Advances in Food Analysis: A Virtual Symposium

Tuesday December 6^th, 2022
Morning session: 1:00pm GMT -3:30pm GMT
Afternoon session: 3:30pm GMT- 4:00pm GMT

Wednesday, December 7^th, 2022
Morning session: 1:00pm GMT -3:00pm GMT
Afternoon session: 3:30pm GMT- 4:00pm GMT

Register for the event to gain free access to all sessions.

Day One

Event Overview:
Food analysis plays a pivotal role in society, and separation scientists are at the heart of developing innovative ways to investigate the foods we eat. In the first session, on Day 1 leading separation scientists will explain how they apply theory and the latest advances in gas chromatography (GC) technology to solve the very difficult challenges that food analysts face. The second session on Day 1 will involve presentations from leading GC vendors involved in food analysis, illustrating how their technologies solve problems and achieve results in practice.

Key Learning Objectives:
• Find out about the latest cutting-edge advances in food analysis
• Discover how GCxGC is being used in MOH analysis
• What role could 3D- and 4D-LC play in food analysis in the future?
• How can low-pressure GC help you to achieve better results faster?
• The sweet smell of sensomics
• Headspace solid-phase microextraction coupled with GC–MS to characterize Greek olive oil products

Who Should Attend:
Laboratory scientists and researchers involved in food analysis using gas chromatography who wants to learn about the latest research advances in this vibrant area of analytical chemistry and how the latest technologies work in “real world” situations.

Day Two

Event Overview:
Food analysis plays a pivotal role in society, and separation scientists are at the heart of developing innovative ways to investigate the foods we eat. Liquid chromatography is central to this endeavor. In the first session of Day 2, leading separation scientists who are experts in LC will explain how they apply theory and the latest advances in technology to solve the very difficult challenges that food analysts face. The second session on Day 2 will involve presentations from leading liquid chromatography companies involved in food analysis, illustrating how their technologies solve problems and achieve results in practice.

Key Learning Objectives:
Find out about the latest cutting-edge advances in food analysis using LC
Discover the importance of 2D-LC in practice
Learn how to master matrix effects for reliable quantification in mycotoxin analysis
The ingenuity of "targeted" LC–MS/MS analysis for mechanically separated meat products
The latest advances in PFAS analysis

Who Should Attend:
Laboratory scientists and researchers involved in food analysis using liquid chromatography who want to learn about the latest research advances in this vibrant area of analytical chemistry and how the latest LC technologies work in “real-world” situations.

● ● ● ● ● ● ●

> TASK SET:
**A.** How would you render this sentence from the food analysis symposium announcement in French: "Register for the event to gain free access to all sessions."
**B.** Could you set down, word for word, everything in the food analysis symposium announcement from "Wednesday, December 7^th, 2022" down to "to all sessions."?
**C.** Could you resume the food analysis symposium announcement after its last sentence and keep it going?

Collected data entries

● ● ● ● ● ● ●

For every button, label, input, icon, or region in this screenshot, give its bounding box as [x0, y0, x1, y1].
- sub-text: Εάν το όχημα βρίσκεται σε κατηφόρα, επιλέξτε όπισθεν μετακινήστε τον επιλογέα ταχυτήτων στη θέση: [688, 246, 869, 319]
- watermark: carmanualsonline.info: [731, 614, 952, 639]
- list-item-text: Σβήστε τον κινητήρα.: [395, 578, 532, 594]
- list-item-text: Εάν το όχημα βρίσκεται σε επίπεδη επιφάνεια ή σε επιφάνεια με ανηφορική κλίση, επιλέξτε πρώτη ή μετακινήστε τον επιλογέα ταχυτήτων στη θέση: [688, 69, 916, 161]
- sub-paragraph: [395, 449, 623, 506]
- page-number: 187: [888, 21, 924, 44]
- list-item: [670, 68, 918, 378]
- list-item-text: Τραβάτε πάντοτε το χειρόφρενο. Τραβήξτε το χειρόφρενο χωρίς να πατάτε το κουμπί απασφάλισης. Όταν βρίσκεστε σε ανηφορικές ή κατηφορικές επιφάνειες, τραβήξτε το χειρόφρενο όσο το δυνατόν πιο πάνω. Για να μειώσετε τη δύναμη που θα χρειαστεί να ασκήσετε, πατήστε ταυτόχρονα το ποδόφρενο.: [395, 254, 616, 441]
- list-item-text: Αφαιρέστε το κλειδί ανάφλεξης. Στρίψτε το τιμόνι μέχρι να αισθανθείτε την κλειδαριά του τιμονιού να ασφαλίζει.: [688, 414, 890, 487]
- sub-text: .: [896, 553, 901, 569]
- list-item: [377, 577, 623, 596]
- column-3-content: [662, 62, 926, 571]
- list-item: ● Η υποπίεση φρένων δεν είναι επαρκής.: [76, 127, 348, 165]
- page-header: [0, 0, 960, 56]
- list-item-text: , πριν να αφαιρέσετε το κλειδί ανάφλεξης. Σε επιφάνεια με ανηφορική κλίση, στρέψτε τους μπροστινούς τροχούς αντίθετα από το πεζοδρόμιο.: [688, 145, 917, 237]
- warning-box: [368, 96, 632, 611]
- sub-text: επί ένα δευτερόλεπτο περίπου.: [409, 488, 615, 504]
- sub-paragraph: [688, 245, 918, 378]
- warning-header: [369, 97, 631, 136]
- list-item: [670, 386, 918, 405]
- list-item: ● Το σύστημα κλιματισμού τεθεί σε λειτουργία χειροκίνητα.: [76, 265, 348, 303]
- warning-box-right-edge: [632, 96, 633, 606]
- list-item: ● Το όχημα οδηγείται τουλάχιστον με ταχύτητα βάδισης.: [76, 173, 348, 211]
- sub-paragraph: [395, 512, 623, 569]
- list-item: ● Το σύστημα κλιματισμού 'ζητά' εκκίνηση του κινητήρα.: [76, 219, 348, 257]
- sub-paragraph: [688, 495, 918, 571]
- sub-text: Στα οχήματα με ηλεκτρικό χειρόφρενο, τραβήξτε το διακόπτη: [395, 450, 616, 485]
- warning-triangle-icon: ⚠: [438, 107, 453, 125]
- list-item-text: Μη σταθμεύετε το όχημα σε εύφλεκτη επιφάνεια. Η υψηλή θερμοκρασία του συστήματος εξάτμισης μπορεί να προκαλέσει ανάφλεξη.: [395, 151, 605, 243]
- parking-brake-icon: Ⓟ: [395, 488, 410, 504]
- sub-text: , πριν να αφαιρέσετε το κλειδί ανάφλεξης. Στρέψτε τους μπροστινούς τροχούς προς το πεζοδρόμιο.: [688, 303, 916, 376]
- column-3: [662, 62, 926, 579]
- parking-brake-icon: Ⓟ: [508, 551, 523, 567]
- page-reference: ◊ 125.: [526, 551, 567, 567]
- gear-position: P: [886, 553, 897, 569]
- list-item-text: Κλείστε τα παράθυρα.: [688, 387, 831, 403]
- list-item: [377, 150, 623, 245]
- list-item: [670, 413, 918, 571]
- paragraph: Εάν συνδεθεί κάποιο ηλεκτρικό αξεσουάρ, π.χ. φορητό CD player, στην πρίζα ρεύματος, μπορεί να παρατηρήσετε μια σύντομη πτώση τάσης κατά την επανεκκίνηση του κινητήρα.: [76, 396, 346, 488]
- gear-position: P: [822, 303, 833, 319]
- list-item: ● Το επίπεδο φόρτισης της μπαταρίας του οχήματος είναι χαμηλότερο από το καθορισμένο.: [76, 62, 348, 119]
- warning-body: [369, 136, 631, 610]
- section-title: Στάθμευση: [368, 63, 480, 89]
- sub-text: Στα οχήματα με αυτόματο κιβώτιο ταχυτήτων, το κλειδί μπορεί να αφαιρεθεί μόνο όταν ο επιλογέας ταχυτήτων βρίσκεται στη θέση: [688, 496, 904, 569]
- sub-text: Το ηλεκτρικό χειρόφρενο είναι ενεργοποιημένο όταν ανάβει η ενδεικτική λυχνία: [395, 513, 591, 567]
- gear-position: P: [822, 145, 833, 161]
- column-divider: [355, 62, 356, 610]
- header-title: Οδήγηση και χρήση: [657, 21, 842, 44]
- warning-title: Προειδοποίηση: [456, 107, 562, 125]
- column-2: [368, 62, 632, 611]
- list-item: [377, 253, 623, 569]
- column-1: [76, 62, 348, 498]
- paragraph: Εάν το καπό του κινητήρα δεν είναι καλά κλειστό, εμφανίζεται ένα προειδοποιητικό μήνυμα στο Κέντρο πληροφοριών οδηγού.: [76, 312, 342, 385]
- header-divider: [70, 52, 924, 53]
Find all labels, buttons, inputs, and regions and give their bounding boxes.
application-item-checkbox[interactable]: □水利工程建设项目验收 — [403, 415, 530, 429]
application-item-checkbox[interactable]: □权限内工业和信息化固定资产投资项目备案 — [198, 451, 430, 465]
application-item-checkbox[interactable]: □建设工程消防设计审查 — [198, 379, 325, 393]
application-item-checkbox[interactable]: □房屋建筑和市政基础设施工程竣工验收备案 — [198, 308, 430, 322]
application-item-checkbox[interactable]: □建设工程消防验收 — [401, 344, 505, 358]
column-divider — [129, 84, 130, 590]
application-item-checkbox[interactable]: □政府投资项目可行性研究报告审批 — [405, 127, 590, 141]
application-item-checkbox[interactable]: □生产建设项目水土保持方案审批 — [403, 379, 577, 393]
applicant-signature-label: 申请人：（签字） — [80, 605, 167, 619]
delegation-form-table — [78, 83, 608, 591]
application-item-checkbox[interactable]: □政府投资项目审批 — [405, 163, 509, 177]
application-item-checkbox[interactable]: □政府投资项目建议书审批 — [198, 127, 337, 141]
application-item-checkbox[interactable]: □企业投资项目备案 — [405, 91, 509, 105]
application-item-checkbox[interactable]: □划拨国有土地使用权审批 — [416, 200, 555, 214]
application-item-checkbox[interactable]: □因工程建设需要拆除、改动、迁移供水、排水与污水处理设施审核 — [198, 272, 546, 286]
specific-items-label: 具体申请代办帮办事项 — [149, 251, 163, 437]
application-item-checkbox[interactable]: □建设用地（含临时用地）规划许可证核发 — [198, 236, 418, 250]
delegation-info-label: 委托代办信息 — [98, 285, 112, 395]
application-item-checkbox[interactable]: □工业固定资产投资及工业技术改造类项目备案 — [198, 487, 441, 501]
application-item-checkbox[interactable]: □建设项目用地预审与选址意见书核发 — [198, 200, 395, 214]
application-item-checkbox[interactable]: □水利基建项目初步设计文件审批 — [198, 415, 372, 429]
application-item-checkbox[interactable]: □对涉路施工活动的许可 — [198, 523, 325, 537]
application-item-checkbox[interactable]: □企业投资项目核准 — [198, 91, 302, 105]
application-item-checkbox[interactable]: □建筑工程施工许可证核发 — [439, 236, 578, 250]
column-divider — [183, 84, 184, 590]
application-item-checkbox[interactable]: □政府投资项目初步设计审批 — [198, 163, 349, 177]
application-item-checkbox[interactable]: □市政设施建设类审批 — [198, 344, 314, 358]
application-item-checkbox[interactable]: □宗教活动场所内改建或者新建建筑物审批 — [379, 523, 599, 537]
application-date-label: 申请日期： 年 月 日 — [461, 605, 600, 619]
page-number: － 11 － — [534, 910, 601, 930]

● ● ● ● ● ● ●

> RESPONSE LIST:
**A.** Inscrivez-vous à l'événement pour accéder gratuitement à toutes les sessions.

**B.**
Wednesday, December 7^th, 2022
Morning session: 1:00pm GMT -3:00pm GMT
Afternoon session: 3:30pm GMT- 4:00pm GMT

Register for the event to gain free access to all sessions.

**C.**
Event Agenda:

Tuesday, December 6th , 2022

Morning session: 1:00 pm – 3:30pm GMT

ADVANCES IN FOOD ANALYSIS: GC FOCUS PROGRAMME

1:00 pm GMT
Assessment of Different Column Dimensions in Fast, Low-Pressure GC–MS for Analysis of Pesticides and Environmental Contaminants in Food
Steven J. Lehotay, Lead Scientist, USDA Agricultural Research Service, Eastern Regional Research Center

Low-pressure gas chromatography (LPGC) is a simple and effective way to triple or quadruple the typical speed of GC–mass spectrometry (MS) analysis. In LPGC–MS, the vacuum outlet extends all the way up the analytical column to the guard/restrictor column that serves to maintain normal positive inlet pressure conditions for injections. The helium carrier gas under vacuum has viscosity akin to hydrogen, which permits higher optimal flow rate with only a small loss in separation efficiency. The use of a 15 m, 0.53 mm internal diameter (i.d.) (megabore) analytical column is most commonly used in LPGC–MS, but an 8 m, 0.32 mm i.d. (widebore) column can also work well in the application. In this study, Steven Lehotay compared LPGC–MS using the different analytical columns with 1 µm stationary phases each coupled to a 5 m, 0.18 mm i.d. restrictor/guard capillary plus 1 m uncoated integrated capillary at the MS transfer line. The oven temperature program was maximized, and final conditions were optimized in terms of flow rate, injection volume, and amount of analyte protectant used. The ruggedness of the two column configurations was compared by repeated injections over a few days of matrix and solvent calibration curves. The results demonstrated that the widebore column separated the 50 representative pesticides and environmental contaminants with similar separation efficiencies in <7 min compared with <10 min for the megabore configuration, but the latter allowed double the injection volumes to achieve lower detection limits and greater ruggedness and can help in the minimization of sample preparation in food analysis.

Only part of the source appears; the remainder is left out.